> _Task to complete_: Leave out any picture and return the remaining listing below exactly as given.

> _Supplied data_:
==*==

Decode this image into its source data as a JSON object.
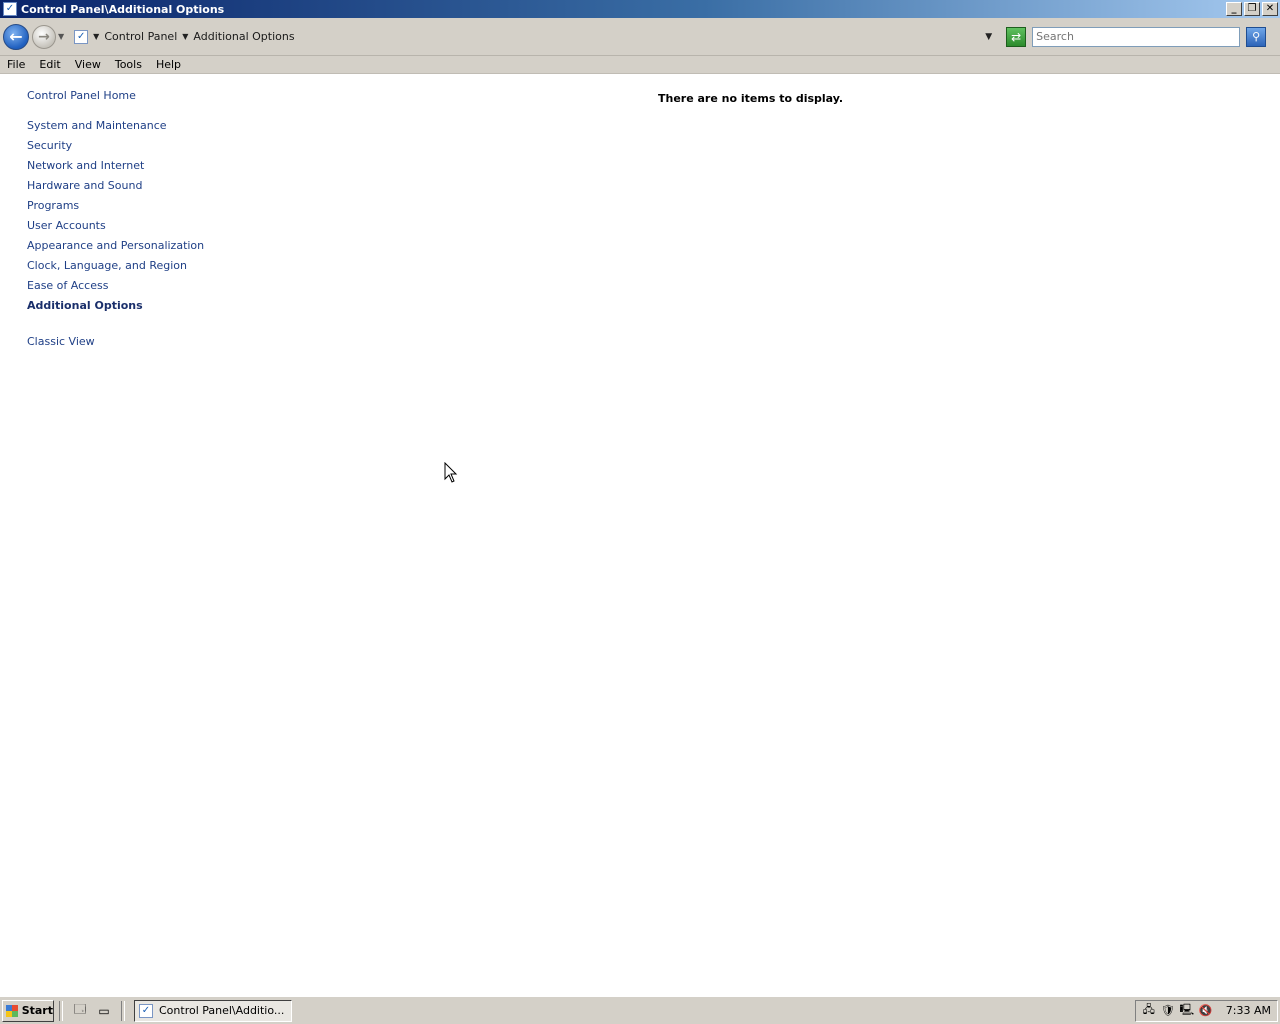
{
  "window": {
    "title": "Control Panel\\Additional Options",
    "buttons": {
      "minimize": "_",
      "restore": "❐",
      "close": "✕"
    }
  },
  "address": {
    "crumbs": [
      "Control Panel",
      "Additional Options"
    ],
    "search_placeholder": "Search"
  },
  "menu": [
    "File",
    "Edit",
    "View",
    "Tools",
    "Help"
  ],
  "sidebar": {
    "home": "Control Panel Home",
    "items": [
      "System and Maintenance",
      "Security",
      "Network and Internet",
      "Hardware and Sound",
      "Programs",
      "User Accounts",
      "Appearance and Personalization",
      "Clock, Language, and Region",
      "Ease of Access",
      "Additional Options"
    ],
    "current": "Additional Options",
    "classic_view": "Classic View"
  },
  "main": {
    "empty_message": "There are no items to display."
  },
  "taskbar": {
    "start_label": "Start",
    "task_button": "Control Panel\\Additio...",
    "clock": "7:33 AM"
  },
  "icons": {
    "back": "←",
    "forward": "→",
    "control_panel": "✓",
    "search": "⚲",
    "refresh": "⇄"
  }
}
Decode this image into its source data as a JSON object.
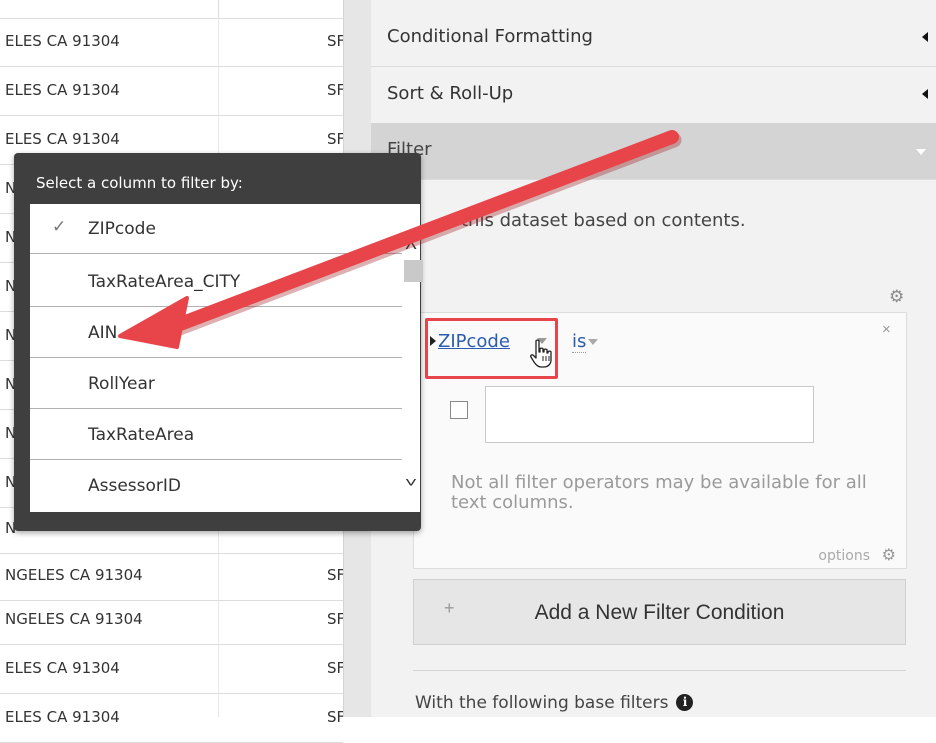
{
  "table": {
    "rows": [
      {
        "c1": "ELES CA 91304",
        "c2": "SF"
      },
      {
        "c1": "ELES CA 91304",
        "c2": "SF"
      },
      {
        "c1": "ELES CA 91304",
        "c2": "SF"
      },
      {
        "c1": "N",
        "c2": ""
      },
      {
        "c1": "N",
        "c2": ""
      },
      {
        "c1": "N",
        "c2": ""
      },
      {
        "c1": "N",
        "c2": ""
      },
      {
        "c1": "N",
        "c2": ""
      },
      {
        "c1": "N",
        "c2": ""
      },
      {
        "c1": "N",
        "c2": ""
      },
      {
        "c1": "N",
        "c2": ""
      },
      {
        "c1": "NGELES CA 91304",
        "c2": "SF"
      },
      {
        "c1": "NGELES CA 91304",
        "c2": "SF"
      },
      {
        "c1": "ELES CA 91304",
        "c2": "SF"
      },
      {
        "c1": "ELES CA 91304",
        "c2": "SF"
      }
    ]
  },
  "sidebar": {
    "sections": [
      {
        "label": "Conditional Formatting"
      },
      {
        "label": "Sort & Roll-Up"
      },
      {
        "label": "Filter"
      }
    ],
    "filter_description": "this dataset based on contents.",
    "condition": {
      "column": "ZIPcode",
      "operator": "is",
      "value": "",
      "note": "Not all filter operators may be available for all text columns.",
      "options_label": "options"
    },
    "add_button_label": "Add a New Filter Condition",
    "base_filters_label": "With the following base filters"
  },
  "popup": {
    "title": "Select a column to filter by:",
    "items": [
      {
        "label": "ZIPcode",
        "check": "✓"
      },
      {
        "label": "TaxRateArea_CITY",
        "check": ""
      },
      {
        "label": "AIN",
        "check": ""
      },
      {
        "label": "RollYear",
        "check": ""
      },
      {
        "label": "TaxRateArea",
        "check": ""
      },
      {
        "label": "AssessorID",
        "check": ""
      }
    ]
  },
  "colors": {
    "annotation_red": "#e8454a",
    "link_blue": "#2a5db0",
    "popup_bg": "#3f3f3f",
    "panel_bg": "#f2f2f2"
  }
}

==*==

> _Exercise solution_:
Decode this image into its source data as a JSON object.
{
  "window": {
    "title": "Control Panel\\Additional Options",
    "buttons": {
      "minimize": "_",
      "restore": "❐",
      "close": "✕"
    }
  },
  "address": {
    "crumbs": [
      "Control Panel",
      "Additional Options"
    ],
    "search_placeholder": "Search"
  },
  "menu": [
    "File",
    "Edit",
    "View",
    "Tools",
    "Help"
  ],
  "sidebar": {
    "home": "Control Panel Home",
    "items": [
      "System and Maintenance",
      "Security",
      "Network and Internet",
      "Hardware and Sound",
      "Programs",
      "User Accounts",
      "Appearance and Personalization",
      "Clock, Language, and Region",
      "Ease of Access",
      "Additional Options"
    ],
    "current": "Additional Options",
    "classic_view": "Classic View"
  },
  "main": {
    "empty_message": "There are no items to display."
  },
  "taskbar": {
    "start_label": "Start",
    "task_button": "Control Panel\\Additio...",
    "clock": "7:33 AM"
  },
  "icons": {
    "back": "←",
    "forward": "→",
    "control_panel": "✓",
    "search": "⚲",
    "refresh": "⇄"
  }
}
Decode this image into its source data as a JSON object.
{
  "table": {
    "rows": [
      {
        "c1": "ELES CA 91304",
        "c2": "SF"
      },
      {
        "c1": "ELES CA 91304",
        "c2": "SF"
      },
      {
        "c1": "ELES CA 91304",
        "c2": "SF"
      },
      {
        "c1": "N",
        "c2": ""
      },
      {
        "c1": "N",
        "c2": ""
      },
      {
        "c1": "N",
        "c2": ""
      },
      {
        "c1": "N",
        "c2": ""
      },
      {
        "c1": "N",
        "c2": ""
      },
      {
        "c1": "N",
        "c2": ""
      },
      {
        "c1": "N",
        "c2": ""
      },
      {
        "c1": "N",
        "c2": ""
      },
      {
        "c1": "NGELES CA 91304",
        "c2": "SF"
      },
      {
        "c1": "NGELES CA 91304",
        "c2": "SF"
      },
      {
        "c1": "ELES CA 91304",
        "c2": "SF"
      },
      {
        "c1": "ELES CA 91304",
        "c2": "SF"
      }
    ]
  },
  "sidebar": {
    "sections": [
      {
        "label": "Conditional Formatting"
      },
      {
        "label": "Sort & Roll-Up"
      },
      {
        "label": "Filter"
      }
    ],
    "filter_description": "this dataset based on contents.",
    "condition": {
      "column": "ZIPcode",
      "operator": "is",
      "value": "",
      "note": "Not all filter operators may be available for all text columns.",
      "options_label": "options"
    },
    "add_button_label": "Add a New Filter Condition",
    "base_filters_label": "With the following base filters"
  },
  "popup": {
    "title": "Select a column to filter by:",
    "items": [
      {
        "label": "ZIPcode",
        "check": "✓"
      },
      {
        "label": "TaxRateArea_CITY",
        "check": ""
      },
      {
        "label": "AIN",
        "check": ""
      },
      {
        "label": "RollYear",
        "check": ""
      },
      {
        "label": "TaxRateArea",
        "check": ""
      },
      {
        "label": "AssessorID",
        "check": ""
      }
    ]
  },
  "colors": {
    "annotation_red": "#e8454a",
    "link_blue": "#2a5db0",
    "popup_bg": "#3f3f3f",
    "panel_bg": "#f2f2f2"
  }
}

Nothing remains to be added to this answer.